Exercise ->
The task calls for every line of the data to be repeated exactly.
== Segment start ==
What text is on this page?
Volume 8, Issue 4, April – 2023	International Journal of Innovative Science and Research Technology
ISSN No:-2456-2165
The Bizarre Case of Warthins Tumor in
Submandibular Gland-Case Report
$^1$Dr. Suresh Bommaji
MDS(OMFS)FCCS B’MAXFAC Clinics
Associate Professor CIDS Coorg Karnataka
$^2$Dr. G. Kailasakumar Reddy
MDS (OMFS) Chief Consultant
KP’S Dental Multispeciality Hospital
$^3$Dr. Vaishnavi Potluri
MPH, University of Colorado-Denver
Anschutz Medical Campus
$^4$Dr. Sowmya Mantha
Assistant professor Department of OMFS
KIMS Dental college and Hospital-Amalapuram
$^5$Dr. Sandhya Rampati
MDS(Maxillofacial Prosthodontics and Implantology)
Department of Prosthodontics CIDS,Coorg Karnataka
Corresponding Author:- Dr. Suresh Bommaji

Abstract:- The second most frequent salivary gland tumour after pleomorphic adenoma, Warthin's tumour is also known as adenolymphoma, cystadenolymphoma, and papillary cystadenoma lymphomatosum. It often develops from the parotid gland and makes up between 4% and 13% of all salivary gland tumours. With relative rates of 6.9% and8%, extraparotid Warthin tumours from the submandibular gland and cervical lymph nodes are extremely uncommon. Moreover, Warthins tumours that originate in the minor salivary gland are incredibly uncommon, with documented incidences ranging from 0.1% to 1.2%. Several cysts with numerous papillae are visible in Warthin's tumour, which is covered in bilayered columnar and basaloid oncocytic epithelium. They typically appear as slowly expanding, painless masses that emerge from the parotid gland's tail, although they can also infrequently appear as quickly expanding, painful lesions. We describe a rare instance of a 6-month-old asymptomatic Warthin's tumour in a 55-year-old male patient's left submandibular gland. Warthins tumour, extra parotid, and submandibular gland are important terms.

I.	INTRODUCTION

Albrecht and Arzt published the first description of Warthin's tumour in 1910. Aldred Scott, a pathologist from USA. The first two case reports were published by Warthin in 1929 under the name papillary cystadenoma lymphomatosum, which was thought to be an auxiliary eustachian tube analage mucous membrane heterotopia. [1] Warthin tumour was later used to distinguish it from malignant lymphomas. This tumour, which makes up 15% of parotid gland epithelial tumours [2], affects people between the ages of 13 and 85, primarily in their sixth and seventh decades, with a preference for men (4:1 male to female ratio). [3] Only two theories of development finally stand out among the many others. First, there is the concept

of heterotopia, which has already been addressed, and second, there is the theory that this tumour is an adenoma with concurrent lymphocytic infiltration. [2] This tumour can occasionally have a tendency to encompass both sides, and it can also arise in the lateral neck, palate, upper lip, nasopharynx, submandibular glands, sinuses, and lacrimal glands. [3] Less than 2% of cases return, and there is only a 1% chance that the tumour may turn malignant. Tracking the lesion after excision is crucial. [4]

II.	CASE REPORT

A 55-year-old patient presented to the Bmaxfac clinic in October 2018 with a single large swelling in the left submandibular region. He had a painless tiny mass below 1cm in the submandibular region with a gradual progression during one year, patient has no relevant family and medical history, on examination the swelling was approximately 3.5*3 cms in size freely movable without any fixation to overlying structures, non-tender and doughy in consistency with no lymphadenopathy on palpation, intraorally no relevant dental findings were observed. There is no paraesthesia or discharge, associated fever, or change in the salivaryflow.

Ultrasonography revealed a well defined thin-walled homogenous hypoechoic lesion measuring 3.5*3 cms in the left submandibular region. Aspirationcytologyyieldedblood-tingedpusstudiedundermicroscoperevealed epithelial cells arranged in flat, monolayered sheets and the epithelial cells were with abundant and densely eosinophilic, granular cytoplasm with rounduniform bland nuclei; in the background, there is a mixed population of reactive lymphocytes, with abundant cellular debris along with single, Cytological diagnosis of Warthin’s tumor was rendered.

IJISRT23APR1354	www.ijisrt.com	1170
== Segment end ==
Output of the task ->
What text is on this page?
Volume 8, Issue 4, April – 2023	International Journal of Innovative Science and Research Technology
ISSN No:-2456-2165
The Bizarre Case of Warthins Tumor in
Submandibular Gland-Case Report
$^1$Dr. Suresh Bommaji
MDS(OMFS)FCCS B’MAXFAC Clinics
Associate Professor CIDS Coorg Karnataka
$^2$Dr. G. Kailasakumar Reddy
MDS (OMFS) Chief Consultant
KP’S Dental Multispeciality Hospital
$^3$Dr. Vaishnavi Potluri
MPH, University of Colorado-Denver
Anschutz Medical Campus
$^4$Dr. Sowmya Mantha
Assistant professor Department of OMFS
KIMS Dental college and Hospital-Amalapuram
$^5$Dr. Sandhya Rampati
MDS(Maxillofacial Prosthodontics and Implantology)
Department of Prosthodontics CIDS,Coorg Karnataka
Corresponding Author:- Dr. Suresh Bommaji

Abstract:- The second most frequent salivary gland tumour after pleomorphic adenoma, Warthin's tumour is also known as adenolymphoma, cystadenolymphoma, and papillary cystadenoma lymphomatosum. It often develops from the parotid gland and makes up between 4% and 13% of all salivary gland tumours. With relative rates of 6.9% and8%, extraparotid Warthin tumours from the submandibular gland and cervical lymph nodes are extremely uncommon. Moreover, Warthins tumours that originate in the minor salivary gland are incredibly uncommon, with documented incidences ranging from 0.1% to 1.2%. Several cysts with numerous papillae are visible in Warthin's tumour, which is covered in bilayered columnar and basaloid oncocytic epithelium. They typically appear as slowly expanding, painless masses that emerge from the parotid gland's tail, although they can also infrequently appear as quickly expanding, painful lesions. We describe a rare instance of a 6-month-old asymptomatic Warthin's tumour in a 55-year-old male patient's left submandibular gland. Warthins tumour, extra parotid, and submandibular gland are important terms.

I.	INTRODUCTION

Albrecht and Arzt published the first description of Warthin's tumour in 1910. Aldred Scott, a pathologist from USA. The first two case reports were published by Warthin in 1929 under the name papillary cystadenoma lymphomatosum, which was thought to be an auxiliary eustachian tube analage mucous membrane heterotopia. [1] Warthin tumour was later used to distinguish it from malignant lymphomas. This tumour, which makes up 15% of parotid gland epithelial tumours [2], affects people between the ages of 13 and 85, primarily in their sixth and seventh decades, with a preference for men (4:1 male to female ratio). [3] Only two theories of development finally stand out among the many others. First, there is the concept

of heterotopia, which has already been addressed, and second, there is the theory that this tumour is an adenoma with concurrent lymphocytic infiltration. [2] This tumour can occasionally have a tendency to encompass both sides, and it can also arise in the lateral neck, palate, upper lip, nasopharynx, submandibular glands, sinuses, and lacrimal glands. [3] Less than 2% of cases return, and there is only a 1% chance that the tumour may turn malignant. Tracking the lesion after excision is crucial. [4]

II.	CASE REPORT

A 55-year-old patient presented to the Bmaxfac clinic in October 2018 with a single large swelling in the left submandibular region. He had a painless tiny mass below 1cm in the submandibular region with a gradual progression during one year, patient has no relevant family and medical history, on examination the swelling was approximately 3.5*3 cms in size freely movable without any fixation to overlying structures, non-tender and doughy in consistency with no lymphadenopathy on palpation, intraorally no relevant dental findings were observed. There is no paraesthesia or discharge, associated fever, or change in the salivaryflow.

Ultrasonography revealed a well defined thin-walled homogenous hypoechoic lesion measuring 3.5*3 cms in the left submandibular region. Aspirationcytologyyieldedblood-tingedpusstudiedundermicroscoperevealed epithelial cells arranged in flat, monolayered sheets and the epithelial cells were with abundant and densely eosinophilic, granular cytoplasm with rounduniform bland nuclei; in the background, there is a mixed population of reactive lymphocytes, with abundant cellular debris along with single, Cytological diagnosis of Warthin’s tumor was rendered.

IJISRT23APR1354	www.ijisrt.com	1170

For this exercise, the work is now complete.